# Stated problem:
Keep the wording of each record exactly the same when you repeat it, and leave out pictures.

(Stored data entries)
^^^^

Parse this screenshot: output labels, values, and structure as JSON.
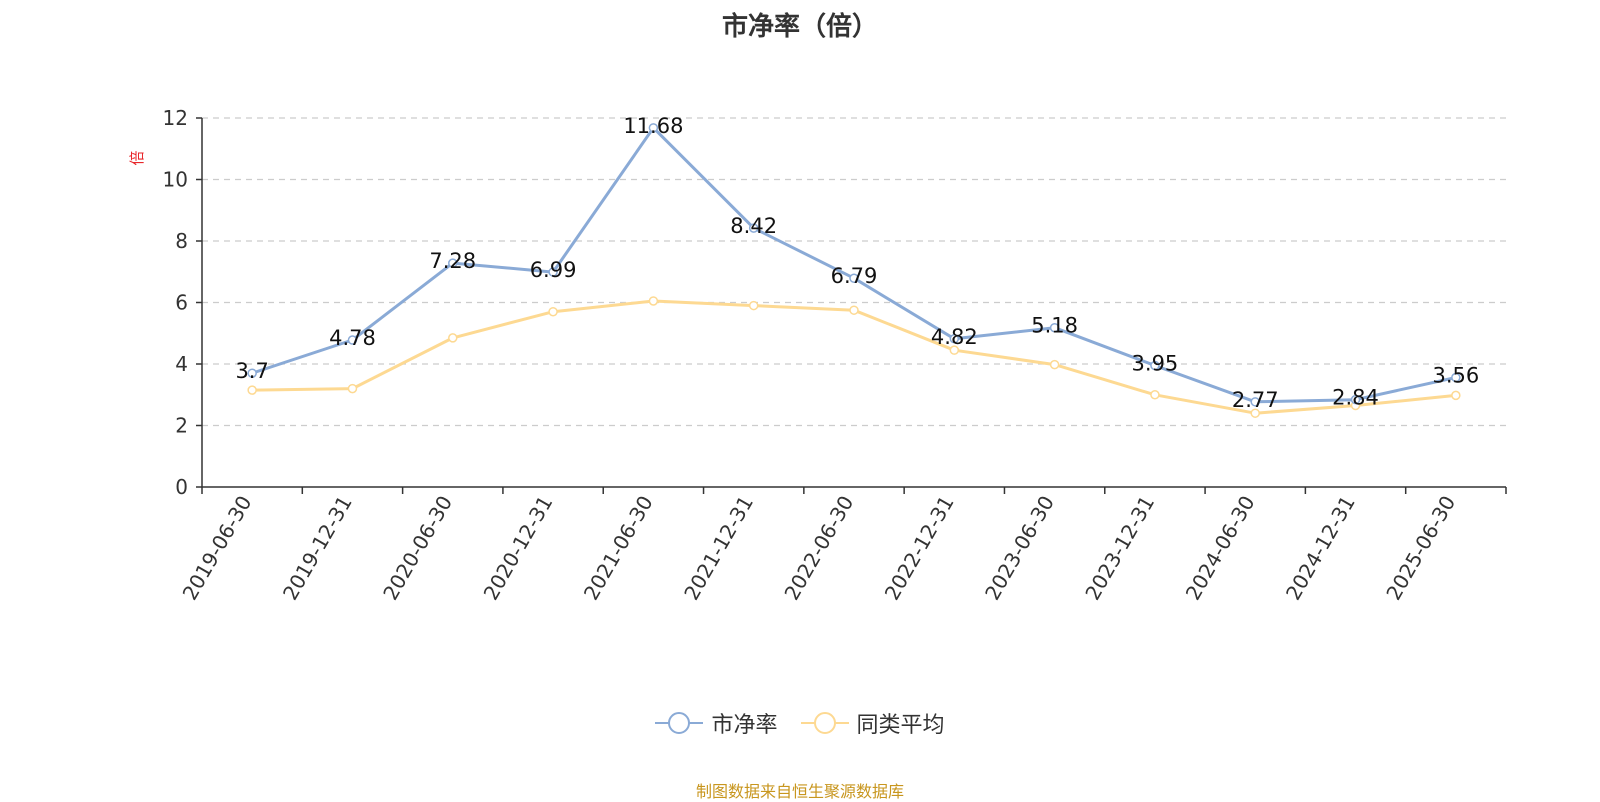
{
  "title": "市净率（倍）",
  "source_text": "制图数据来自恒生聚源数据库",
  "colors": {
    "series1": "#8aaad6",
    "series2": "#fdd992",
    "axis": "#333333",
    "grid": "#cccccc",
    "ylabel": "#e8262a",
    "source": "#c8961e"
  },
  "chart_data": {
    "type": "line",
    "title": "市净率（倍）",
    "ylabel": "倍",
    "xlabel": "",
    "ylim": [
      0,
      12
    ],
    "yticks": [
      0,
      2,
      4,
      6,
      8,
      10,
      12
    ],
    "grid": true,
    "legend_position": "bottom-center",
    "x": [
      "2019-06-30",
      "2019-12-31",
      "2020-06-30",
      "2020-12-31",
      "2021-06-30",
      "2021-12-31",
      "2022-06-30",
      "2022-12-31",
      "2023-06-30",
      "2023-12-31",
      "2024-06-30",
      "2024-12-31",
      "2025-06-30"
    ],
    "series": [
      {
        "name": "市净率",
        "values": [
          3.7,
          4.78,
          7.28,
          6.99,
          11.68,
          8.42,
          6.79,
          4.82,
          5.18,
          3.95,
          2.77,
          2.84,
          3.56
        ],
        "labels": [
          "3.7",
          "4.78",
          "7.28",
          "6.99",
          "11.68",
          "8.42",
          "6.79",
          "4.82",
          "5.18",
          "3.95",
          "2.77",
          "2.84",
          "3.56"
        ]
      },
      {
        "name": "同类平均",
        "values": [
          3.15,
          3.2,
          4.85,
          5.7,
          6.05,
          5.9,
          5.75,
          4.45,
          3.98,
          3.0,
          2.4,
          2.65,
          2.98
        ]
      }
    ]
  }
}
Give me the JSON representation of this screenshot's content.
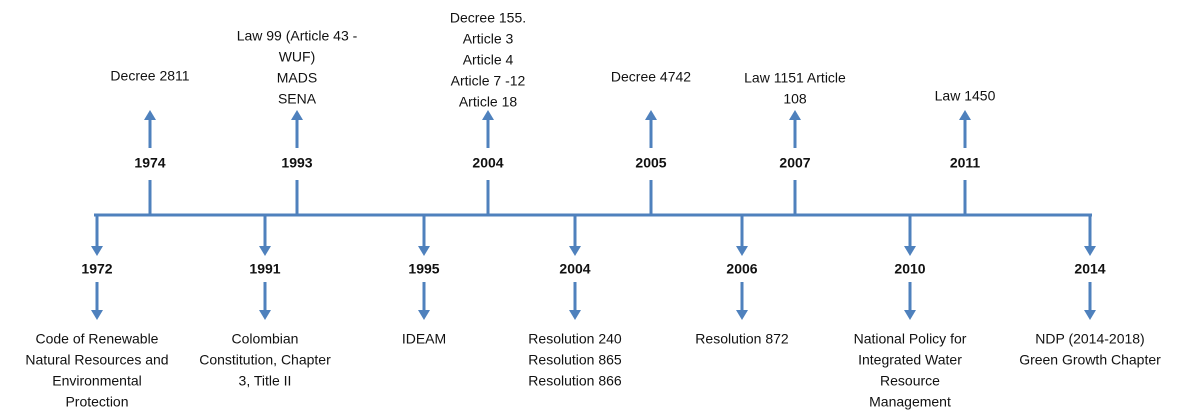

^^^^

# Output:
Parse this screenshot: output labels, values, and structure as JSON.
{
  "title": "市净率（倍）",
  "source_text": "制图数据来自恒生聚源数据库",
  "colors": {
    "series1": "#8aaad6",
    "series2": "#fdd992",
    "axis": "#333333",
    "grid": "#cccccc",
    "ylabel": "#e8262a",
    "source": "#c8961e"
  },
  "chart_data": {
    "type": "line",
    "title": "市净率（倍）",
    "ylabel": "倍",
    "xlabel": "",
    "ylim": [
      0,
      12
    ],
    "yticks": [
      0,
      2,
      4,
      6,
      8,
      10,
      12
    ],
    "grid": true,
    "legend_position": "bottom-center",
    "x": [
      "2019-06-30",
      "2019-12-31",
      "2020-06-30",
      "2020-12-31",
      "2021-06-30",
      "2021-12-31",
      "2022-06-30",
      "2022-12-31",
      "2023-06-30",
      "2023-12-31",
      "2024-06-30",
      "2024-12-31",
      "2025-06-30"
    ],
    "series": [
      {
        "name": "市净率",
        "values": [
          3.7,
          4.78,
          7.28,
          6.99,
          11.68,
          8.42,
          6.79,
          4.82,
          5.18,
          3.95,
          2.77,
          2.84,
          3.56
        ],
        "labels": [
          "3.7",
          "4.78",
          "7.28",
          "6.99",
          "11.68",
          "8.42",
          "6.79",
          "4.82",
          "5.18",
          "3.95",
          "2.77",
          "2.84",
          "3.56"
        ]
      },
      {
        "name": "同类平均",
        "values": [
          3.15,
          3.2,
          4.85,
          5.7,
          6.05,
          5.9,
          5.75,
          4.45,
          3.98,
          3.0,
          2.4,
          2.65,
          2.98
        ]
      }
    ]
  }
}
Give me the JSON representation of this screenshot's content.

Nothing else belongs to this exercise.